[Extracts from a graphics dataset]
● ● ● ● ● ● ●
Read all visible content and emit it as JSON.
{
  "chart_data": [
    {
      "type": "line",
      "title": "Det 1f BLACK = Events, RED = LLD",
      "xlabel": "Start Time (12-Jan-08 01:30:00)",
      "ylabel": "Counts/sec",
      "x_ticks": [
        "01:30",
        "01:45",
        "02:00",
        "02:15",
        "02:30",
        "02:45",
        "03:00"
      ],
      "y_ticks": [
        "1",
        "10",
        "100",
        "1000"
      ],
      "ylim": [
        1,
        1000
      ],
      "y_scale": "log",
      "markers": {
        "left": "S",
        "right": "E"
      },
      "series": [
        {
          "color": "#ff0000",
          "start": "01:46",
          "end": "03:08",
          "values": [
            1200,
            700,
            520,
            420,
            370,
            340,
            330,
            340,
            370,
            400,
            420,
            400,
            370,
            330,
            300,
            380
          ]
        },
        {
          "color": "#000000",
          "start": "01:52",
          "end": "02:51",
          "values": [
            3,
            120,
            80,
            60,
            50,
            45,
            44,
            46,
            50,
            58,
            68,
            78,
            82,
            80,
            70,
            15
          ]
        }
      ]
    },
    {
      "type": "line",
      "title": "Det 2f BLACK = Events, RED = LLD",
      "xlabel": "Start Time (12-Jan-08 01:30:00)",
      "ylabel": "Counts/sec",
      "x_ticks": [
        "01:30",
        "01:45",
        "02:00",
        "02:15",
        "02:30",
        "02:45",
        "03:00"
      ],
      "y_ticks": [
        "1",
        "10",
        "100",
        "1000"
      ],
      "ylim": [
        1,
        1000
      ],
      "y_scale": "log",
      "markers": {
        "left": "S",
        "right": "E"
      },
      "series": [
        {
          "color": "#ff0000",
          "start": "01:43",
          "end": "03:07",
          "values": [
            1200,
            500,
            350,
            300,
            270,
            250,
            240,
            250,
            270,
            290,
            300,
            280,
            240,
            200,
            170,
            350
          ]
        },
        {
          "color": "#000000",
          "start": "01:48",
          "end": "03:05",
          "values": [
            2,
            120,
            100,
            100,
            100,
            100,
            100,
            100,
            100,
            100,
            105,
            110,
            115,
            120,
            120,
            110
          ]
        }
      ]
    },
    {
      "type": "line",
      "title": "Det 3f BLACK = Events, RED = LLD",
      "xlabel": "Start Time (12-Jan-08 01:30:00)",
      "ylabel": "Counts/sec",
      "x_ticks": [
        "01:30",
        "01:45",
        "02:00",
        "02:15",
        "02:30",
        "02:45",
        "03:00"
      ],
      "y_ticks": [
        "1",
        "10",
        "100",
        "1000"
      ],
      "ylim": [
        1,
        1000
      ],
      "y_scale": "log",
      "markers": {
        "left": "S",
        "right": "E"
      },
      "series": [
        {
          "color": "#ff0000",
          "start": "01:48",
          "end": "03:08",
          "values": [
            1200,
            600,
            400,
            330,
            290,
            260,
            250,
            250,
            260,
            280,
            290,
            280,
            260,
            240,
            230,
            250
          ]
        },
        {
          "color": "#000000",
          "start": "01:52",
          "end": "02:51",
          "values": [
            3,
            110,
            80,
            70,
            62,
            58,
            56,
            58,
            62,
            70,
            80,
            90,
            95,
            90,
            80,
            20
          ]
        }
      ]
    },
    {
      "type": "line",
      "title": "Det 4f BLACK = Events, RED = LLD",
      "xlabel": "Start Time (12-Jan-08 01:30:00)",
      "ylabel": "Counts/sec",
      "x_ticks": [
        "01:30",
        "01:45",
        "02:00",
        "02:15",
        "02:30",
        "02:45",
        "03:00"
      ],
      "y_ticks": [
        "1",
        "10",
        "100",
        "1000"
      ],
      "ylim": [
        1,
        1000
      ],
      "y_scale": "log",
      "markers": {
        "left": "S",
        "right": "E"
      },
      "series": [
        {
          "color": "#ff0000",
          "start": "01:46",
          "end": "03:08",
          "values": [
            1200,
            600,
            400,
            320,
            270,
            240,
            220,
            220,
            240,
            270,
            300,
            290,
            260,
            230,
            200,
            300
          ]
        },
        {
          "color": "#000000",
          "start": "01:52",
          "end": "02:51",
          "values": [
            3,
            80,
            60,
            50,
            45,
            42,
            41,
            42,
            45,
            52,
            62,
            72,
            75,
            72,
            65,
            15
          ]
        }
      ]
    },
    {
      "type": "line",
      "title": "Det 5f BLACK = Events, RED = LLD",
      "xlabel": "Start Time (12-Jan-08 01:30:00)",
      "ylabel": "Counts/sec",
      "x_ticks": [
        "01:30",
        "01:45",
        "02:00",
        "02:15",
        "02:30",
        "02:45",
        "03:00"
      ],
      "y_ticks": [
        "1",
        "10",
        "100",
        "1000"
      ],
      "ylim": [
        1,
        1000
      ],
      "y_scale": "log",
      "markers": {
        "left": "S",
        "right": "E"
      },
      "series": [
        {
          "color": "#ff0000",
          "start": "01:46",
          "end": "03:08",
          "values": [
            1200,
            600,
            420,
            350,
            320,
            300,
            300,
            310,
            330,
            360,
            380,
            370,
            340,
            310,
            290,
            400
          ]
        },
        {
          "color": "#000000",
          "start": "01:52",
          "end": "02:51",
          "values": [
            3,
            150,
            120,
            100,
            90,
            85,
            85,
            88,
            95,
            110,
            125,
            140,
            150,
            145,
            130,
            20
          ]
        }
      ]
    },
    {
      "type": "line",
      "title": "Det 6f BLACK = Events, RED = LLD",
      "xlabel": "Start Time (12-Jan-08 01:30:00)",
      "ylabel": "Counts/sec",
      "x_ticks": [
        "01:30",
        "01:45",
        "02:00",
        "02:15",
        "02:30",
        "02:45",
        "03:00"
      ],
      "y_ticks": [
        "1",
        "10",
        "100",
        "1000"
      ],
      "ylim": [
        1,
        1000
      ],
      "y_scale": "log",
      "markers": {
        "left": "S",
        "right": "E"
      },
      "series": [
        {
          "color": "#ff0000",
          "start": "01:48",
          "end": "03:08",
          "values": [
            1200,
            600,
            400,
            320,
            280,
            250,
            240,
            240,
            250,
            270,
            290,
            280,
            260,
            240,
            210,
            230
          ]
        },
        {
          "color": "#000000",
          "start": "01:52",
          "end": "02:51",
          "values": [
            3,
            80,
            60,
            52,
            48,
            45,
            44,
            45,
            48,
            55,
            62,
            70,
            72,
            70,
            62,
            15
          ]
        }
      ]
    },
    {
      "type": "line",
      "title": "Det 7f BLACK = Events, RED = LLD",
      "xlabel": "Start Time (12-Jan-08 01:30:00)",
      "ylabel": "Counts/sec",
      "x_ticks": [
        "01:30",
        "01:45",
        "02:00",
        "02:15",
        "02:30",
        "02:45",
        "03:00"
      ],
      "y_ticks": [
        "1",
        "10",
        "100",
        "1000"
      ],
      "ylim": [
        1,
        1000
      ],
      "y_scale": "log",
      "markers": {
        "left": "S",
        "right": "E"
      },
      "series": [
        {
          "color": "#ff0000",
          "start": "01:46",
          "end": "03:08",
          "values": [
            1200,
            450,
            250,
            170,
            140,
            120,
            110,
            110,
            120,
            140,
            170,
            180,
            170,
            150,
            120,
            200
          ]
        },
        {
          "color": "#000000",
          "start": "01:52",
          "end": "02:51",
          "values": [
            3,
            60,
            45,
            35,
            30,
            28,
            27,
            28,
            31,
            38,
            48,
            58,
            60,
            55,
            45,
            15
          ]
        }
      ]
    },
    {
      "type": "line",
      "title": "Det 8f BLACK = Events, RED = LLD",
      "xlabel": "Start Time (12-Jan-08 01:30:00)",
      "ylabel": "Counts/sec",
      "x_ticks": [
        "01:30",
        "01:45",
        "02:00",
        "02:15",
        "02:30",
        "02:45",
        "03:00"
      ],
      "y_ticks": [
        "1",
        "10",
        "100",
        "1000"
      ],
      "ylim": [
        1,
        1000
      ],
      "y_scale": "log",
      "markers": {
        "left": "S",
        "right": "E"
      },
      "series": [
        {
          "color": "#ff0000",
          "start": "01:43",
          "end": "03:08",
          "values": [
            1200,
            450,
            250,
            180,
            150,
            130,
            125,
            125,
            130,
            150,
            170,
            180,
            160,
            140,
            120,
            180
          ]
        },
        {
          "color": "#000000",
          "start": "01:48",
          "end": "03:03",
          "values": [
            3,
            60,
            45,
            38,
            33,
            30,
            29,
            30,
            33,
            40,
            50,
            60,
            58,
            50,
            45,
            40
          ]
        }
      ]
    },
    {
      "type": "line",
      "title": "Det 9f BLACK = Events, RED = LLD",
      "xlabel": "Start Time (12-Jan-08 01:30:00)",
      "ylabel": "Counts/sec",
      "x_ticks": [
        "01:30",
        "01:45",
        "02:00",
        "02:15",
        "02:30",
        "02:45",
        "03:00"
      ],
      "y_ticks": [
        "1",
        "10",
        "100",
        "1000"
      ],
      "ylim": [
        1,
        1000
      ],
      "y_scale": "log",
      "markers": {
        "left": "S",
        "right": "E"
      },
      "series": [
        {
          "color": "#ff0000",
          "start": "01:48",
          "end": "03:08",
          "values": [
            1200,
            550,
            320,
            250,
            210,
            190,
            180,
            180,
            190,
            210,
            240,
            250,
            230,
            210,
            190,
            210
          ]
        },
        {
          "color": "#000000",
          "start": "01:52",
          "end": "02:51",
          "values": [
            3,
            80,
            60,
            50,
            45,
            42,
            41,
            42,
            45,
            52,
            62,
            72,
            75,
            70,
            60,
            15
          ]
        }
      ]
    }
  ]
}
● ● ● ● ● ● ●
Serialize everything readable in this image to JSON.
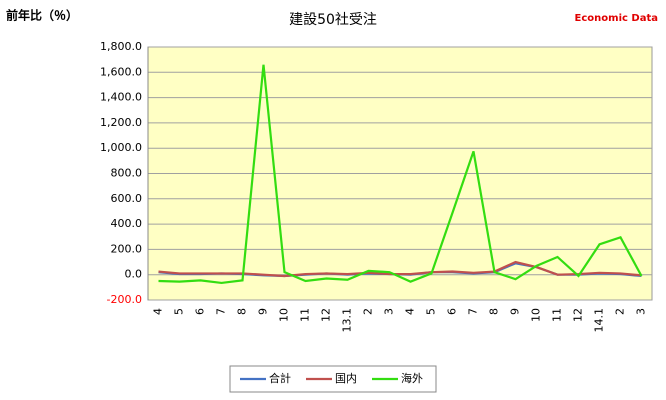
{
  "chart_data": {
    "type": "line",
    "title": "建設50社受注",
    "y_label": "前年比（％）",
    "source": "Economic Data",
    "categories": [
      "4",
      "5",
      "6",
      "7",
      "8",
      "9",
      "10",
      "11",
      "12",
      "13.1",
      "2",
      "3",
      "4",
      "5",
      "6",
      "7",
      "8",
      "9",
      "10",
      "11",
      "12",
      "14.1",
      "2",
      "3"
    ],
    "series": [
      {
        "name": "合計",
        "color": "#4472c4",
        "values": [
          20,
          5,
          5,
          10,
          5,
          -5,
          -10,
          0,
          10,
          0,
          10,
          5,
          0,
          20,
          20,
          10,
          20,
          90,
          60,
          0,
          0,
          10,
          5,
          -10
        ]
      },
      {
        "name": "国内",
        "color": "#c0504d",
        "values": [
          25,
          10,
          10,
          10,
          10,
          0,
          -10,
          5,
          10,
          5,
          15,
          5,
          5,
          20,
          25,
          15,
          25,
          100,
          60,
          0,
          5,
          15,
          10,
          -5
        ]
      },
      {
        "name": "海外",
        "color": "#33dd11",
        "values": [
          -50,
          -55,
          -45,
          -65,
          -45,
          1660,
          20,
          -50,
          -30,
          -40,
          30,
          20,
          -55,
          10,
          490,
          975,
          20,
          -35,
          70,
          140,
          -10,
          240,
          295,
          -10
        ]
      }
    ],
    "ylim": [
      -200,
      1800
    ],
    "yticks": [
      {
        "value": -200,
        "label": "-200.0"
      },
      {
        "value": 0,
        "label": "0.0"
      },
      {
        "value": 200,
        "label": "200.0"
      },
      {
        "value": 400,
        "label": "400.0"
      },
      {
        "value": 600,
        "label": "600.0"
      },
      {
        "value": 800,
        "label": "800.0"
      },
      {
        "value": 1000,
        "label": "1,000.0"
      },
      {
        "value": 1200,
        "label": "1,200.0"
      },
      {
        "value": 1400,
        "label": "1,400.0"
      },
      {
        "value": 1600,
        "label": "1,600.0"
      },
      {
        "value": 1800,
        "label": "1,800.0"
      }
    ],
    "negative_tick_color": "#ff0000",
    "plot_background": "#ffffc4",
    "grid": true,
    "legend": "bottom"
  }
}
● ● ● ● ● ● ●
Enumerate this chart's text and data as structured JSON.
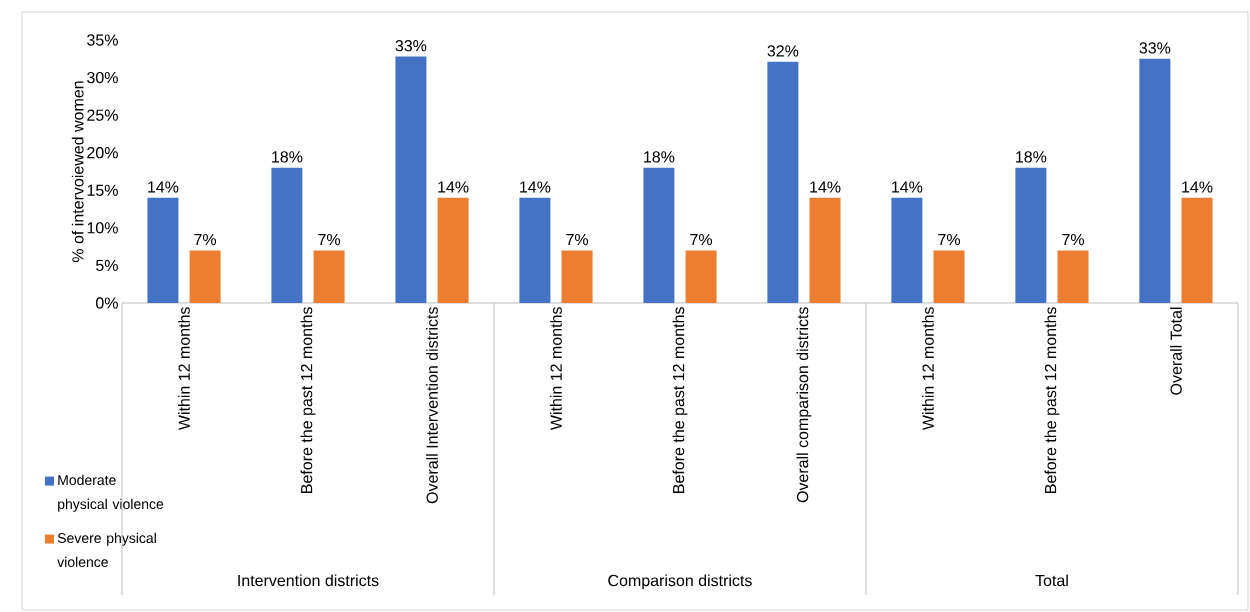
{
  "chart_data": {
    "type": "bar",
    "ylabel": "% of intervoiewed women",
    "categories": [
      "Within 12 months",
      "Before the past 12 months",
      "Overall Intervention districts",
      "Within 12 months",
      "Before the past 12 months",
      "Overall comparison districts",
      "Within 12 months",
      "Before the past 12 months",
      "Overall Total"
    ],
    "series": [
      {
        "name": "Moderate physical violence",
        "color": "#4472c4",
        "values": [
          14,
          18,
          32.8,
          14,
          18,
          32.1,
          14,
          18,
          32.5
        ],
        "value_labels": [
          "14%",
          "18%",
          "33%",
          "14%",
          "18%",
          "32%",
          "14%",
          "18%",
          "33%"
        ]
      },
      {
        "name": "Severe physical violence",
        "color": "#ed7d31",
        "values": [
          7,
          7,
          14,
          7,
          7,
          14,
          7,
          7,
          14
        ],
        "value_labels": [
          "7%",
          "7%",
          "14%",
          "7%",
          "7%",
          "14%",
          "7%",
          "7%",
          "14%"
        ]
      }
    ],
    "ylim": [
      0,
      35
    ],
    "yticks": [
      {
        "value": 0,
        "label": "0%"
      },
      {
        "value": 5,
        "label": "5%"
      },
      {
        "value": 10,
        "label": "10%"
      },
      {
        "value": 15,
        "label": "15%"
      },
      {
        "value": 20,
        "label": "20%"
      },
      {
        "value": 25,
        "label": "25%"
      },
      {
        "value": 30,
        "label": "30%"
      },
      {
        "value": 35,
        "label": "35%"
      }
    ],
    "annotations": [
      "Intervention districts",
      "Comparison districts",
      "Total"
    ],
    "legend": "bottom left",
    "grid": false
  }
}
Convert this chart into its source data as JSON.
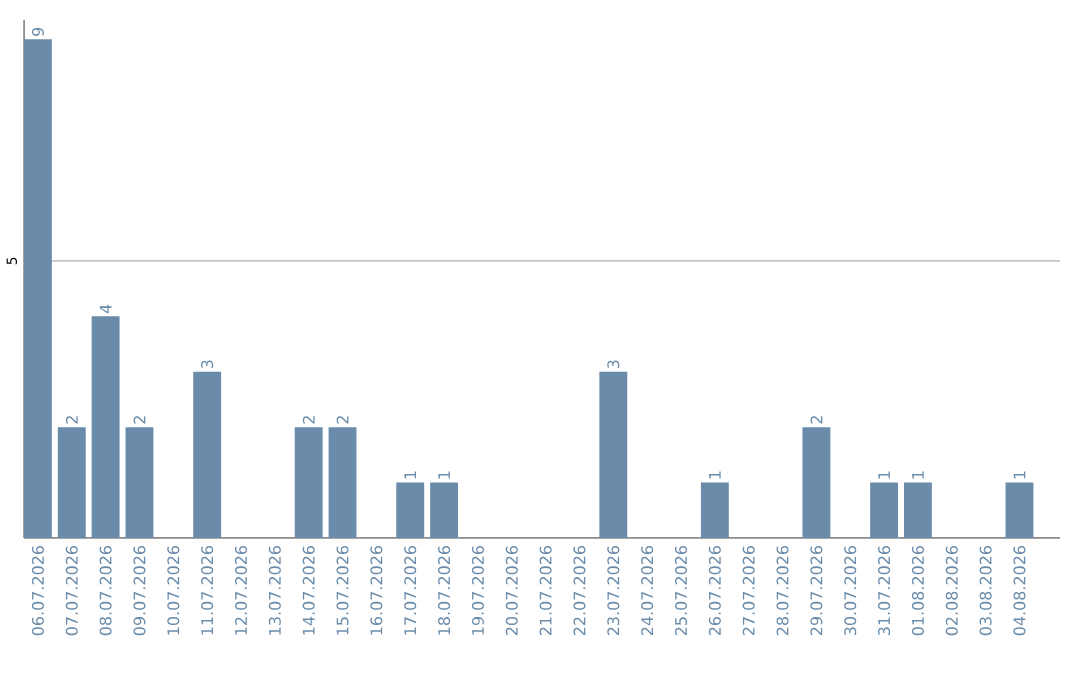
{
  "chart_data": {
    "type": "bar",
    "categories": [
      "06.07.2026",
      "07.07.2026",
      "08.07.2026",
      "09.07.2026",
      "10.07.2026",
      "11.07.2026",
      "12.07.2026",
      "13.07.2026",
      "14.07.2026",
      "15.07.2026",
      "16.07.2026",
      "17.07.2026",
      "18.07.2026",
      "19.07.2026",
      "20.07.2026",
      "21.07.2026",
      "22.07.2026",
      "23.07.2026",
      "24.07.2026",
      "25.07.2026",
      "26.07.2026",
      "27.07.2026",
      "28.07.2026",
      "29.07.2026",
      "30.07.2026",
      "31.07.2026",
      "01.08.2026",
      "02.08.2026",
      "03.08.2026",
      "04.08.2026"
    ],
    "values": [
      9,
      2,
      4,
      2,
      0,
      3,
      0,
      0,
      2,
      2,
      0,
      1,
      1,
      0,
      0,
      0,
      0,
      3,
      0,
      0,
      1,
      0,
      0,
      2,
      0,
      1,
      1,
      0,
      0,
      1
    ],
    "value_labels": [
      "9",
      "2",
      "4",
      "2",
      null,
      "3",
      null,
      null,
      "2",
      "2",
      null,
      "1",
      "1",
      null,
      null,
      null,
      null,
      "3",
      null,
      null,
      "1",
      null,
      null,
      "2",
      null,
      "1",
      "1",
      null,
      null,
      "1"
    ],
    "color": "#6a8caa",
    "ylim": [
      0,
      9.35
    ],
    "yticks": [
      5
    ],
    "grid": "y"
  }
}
● ● ● ● ● ● ●
== TASK DIRECTIONS ==
In the entries above, find each line with the word "this" and show it.

== WRITTEN SOLUTION ==
Serialize everything readable in this image to JSON.
Enumerate this chart's text and data as structured JSON.
Convert this chart into its source data as JSON.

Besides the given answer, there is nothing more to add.